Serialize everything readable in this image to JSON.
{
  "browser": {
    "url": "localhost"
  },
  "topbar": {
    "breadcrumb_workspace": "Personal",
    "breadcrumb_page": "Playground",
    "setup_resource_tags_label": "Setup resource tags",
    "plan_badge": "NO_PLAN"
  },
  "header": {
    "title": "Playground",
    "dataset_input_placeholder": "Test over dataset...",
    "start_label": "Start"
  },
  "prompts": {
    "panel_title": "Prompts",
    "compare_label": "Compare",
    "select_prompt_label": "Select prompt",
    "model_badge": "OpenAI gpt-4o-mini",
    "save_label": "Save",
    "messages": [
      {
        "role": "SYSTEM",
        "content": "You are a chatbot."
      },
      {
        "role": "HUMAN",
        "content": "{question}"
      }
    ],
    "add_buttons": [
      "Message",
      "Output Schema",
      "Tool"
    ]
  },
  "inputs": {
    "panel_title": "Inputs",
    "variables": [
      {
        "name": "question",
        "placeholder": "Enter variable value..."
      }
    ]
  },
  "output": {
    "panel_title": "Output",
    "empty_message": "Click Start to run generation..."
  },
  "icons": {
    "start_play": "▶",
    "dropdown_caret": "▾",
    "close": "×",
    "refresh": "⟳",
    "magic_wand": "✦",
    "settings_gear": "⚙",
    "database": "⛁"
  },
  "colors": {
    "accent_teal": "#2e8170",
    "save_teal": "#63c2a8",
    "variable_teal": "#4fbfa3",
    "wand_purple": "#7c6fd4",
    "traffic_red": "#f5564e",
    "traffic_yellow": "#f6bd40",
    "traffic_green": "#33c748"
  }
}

════════

:: Goal ::
Take the material above and return all of it exactly.

:: Answer to this exercise ::
Serialize everything readable in this image to JSON.
{
  "browser": {
    "url": "localhost"
  },
  "topbar": {
    "breadcrumb_workspace": "Personal",
    "breadcrumb_page": "Playground",
    "setup_resource_tags_label": "Setup resource tags",
    "plan_badge": "NO_PLAN"
  },
  "header": {
    "title": "Playground",
    "dataset_input_placeholder": "Test over dataset...",
    "start_label": "Start"
  },
  "prompts": {
    "panel_title": "Prompts",
    "compare_label": "Compare",
    "select_prompt_label": "Select prompt",
    "model_badge": "OpenAI gpt-4o-mini",
    "save_label": "Save",
    "messages": [
      {
        "role": "SYSTEM",
        "content": "You are a chatbot."
      },
      {
        "role": "HUMAN",
        "content": "{question}"
      }
    ],
    "add_buttons": [
      "Message",
      "Output Schema",
      "Tool"
    ]
  },
  "inputs": {
    "panel_title": "Inputs",
    "variables": [
      {
        "name": "question",
        "placeholder": "Enter variable value..."
      }
    ]
  },
  "output": {
    "panel_title": "Output",
    "empty_message": "Click Start to run generation..."
  },
  "icons": {
    "start_play": "▶",
    "dropdown_caret": "▾",
    "close": "×",
    "refresh": "⟳",
    "magic_wand": "✦",
    "settings_gear": "⚙",
    "database": "⛁"
  },
  "colors": {
    "accent_teal": "#2e8170",
    "save_teal": "#63c2a8",
    "variable_teal": "#4fbfa3",
    "wand_purple": "#7c6fd4",
    "traffic_red": "#f5564e",
    "traffic_yellow": "#f6bd40",
    "traffic_green": "#33c748"
  }
}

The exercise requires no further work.